#### THE TASK
Without including any images, repeat the data exactly.

#### EXCERPTED DATA
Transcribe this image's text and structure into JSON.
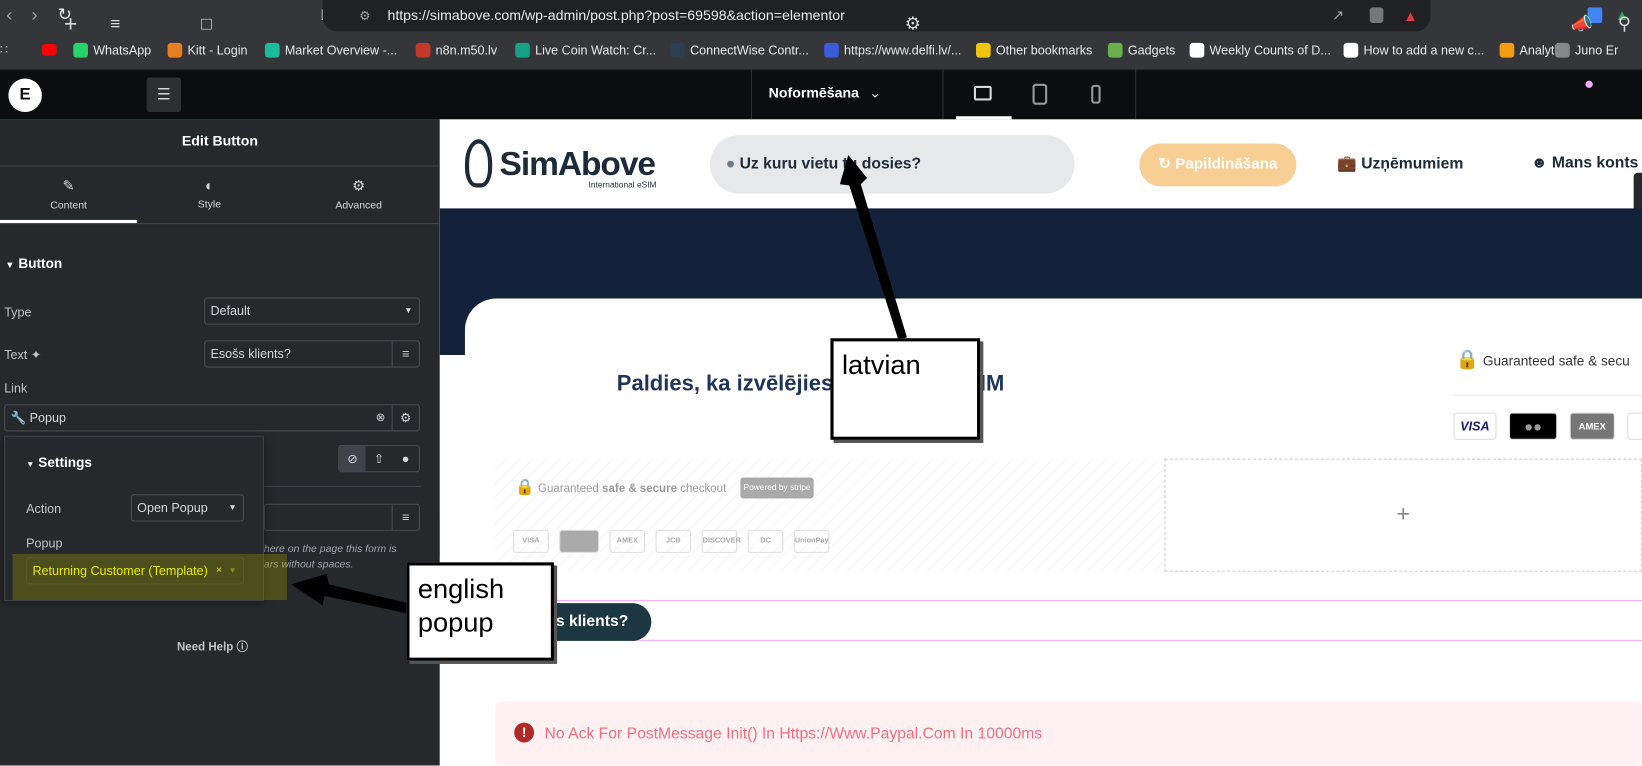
{
  "browser": {
    "url": "https://simabove.com/wp-admin/post.php?post=69598&action=elementor",
    "bookmarks": [
      {
        "label": "WhatsApp",
        "color": "#25d366"
      },
      {
        "label": "Kitt - Login",
        "color": "#e67e22"
      },
      {
        "label": "Market Overview -...",
        "color": "#1abc9c"
      },
      {
        "label": "n8n.m50.lv",
        "color": "#c0392b"
      },
      {
        "label": "Live Coin Watch: Cr...",
        "color": "#16a085"
      },
      {
        "label": "ConnectWise Contr...",
        "color": "#2c3e50"
      },
      {
        "label": "https://www.delfi.lv/...",
        "color": "#3b5bdb"
      },
      {
        "label": "Other bookmarks",
        "color": "#f1c40f"
      },
      {
        "label": "Gadgets",
        "color": "#6ab04c"
      },
      {
        "label": "Weekly Counts of D...",
        "color": "#ffffff"
      },
      {
        "label": "How to add a new c...",
        "color": "#ffffff"
      },
      {
        "label": "Analytics",
        "color": "#f39c12"
      },
      {
        "label": "Juno Er",
        "color": "#888888"
      }
    ]
  },
  "editor": {
    "device_label": "Noformēšana",
    "panel_title": "Edit Button",
    "tabs": [
      "Content",
      "Style",
      "Advanced"
    ],
    "section": "Button",
    "type_label": "Type",
    "type_value": "Default",
    "text_label": "Text",
    "text_value": "Esošs klients?",
    "link_label": "Link",
    "link_value": "Popup",
    "settings_title": "Settings",
    "action_label": "Action",
    "action_value": "Open Popup",
    "popup_label": "Popup",
    "popup_value": "Returning Customer (Template)",
    "help_text_1": "here on the page this form is",
    "help_text_2": "ars without spaces.",
    "need_help": "Need Help"
  },
  "site": {
    "logo": "SimAbove",
    "logo_sub": "International eSIM",
    "search_placeholder": "Uz kuru vietu tu dosies?",
    "nav": [
      "Papildināšana",
      "Uzņēmumiem",
      "Mans konts"
    ],
    "heading": "Paldies, ka izvēlējies SimAbove eSIM",
    "secure_prefix": "Guaranteed",
    "secure_bold": "safe & secure",
    "secure_suffix": "checkout",
    "secure_right": "Guaranteed safe & secu",
    "stripe": "Powered by stripe",
    "cards": [
      "VISA",
      "MC",
      "AMEX",
      "JCB",
      "DISCOVER",
      "DC",
      "UnionPay"
    ],
    "button_text": "s klients?",
    "error": "No Ack For PostMessage Init() In Https://Www.Paypal.Com In 10000ms",
    "plus": "+"
  },
  "annotations": {
    "latvian": "latvian",
    "english_1": "english",
    "english_2": "popup"
  }
}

#### SOLUTION BELOW
Transcribe this image's text and structure into JSON.
{
  "browser": {
    "url": "https://simabove.com/wp-admin/post.php?post=69598&action=elementor",
    "bookmarks": [
      {
        "label": "WhatsApp",
        "color": "#25d366"
      },
      {
        "label": "Kitt - Login",
        "color": "#e67e22"
      },
      {
        "label": "Market Overview -...",
        "color": "#1abc9c"
      },
      {
        "label": "n8n.m50.lv",
        "color": "#c0392b"
      },
      {
        "label": "Live Coin Watch: Cr...",
        "color": "#16a085"
      },
      {
        "label": "ConnectWise Contr...",
        "color": "#2c3e50"
      },
      {
        "label": "https://www.delfi.lv/...",
        "color": "#3b5bdb"
      },
      {
        "label": "Other bookmarks",
        "color": "#f1c40f"
      },
      {
        "label": "Gadgets",
        "color": "#6ab04c"
      },
      {
        "label": "Weekly Counts of D...",
        "color": "#ffffff"
      },
      {
        "label": "How to add a new c...",
        "color": "#ffffff"
      },
      {
        "label": "Analytics",
        "color": "#f39c12"
      },
      {
        "label": "Juno Er",
        "color": "#888888"
      }
    ]
  },
  "editor": {
    "device_label": "Noformēšana",
    "panel_title": "Edit Button",
    "tabs": [
      "Content",
      "Style",
      "Advanced"
    ],
    "section": "Button",
    "type_label": "Type",
    "type_value": "Default",
    "text_label": "Text",
    "text_value": "Esošs klients?",
    "link_label": "Link",
    "link_value": "Popup",
    "settings_title": "Settings",
    "action_label": "Action",
    "action_value": "Open Popup",
    "popup_label": "Popup",
    "popup_value": "Returning Customer (Template)",
    "help_text_1": "here on the page this form is",
    "help_text_2": "ars without spaces.",
    "need_help": "Need Help"
  },
  "site": {
    "logo": "SimAbove",
    "logo_sub": "International eSIM",
    "search_placeholder": "Uz kuru vietu tu dosies?",
    "nav": [
      "Papildināšana",
      "Uzņēmumiem",
      "Mans konts"
    ],
    "heading": "Paldies, ka izvēlējies SimAbove eSIM",
    "secure_prefix": "Guaranteed",
    "secure_bold": "safe & secure",
    "secure_suffix": "checkout",
    "secure_right": "Guaranteed safe & secu",
    "stripe": "Powered by stripe",
    "cards": [
      "VISA",
      "MC",
      "AMEX",
      "JCB",
      "DISCOVER",
      "DC",
      "UnionPay"
    ],
    "button_text": "s klients?",
    "error": "No Ack For PostMessage Init() In Https://Www.Paypal.Com In 10000ms",
    "plus": "+"
  },
  "annotations": {
    "latvian": "latvian",
    "english_1": "english",
    "english_2": "popup"
  }
}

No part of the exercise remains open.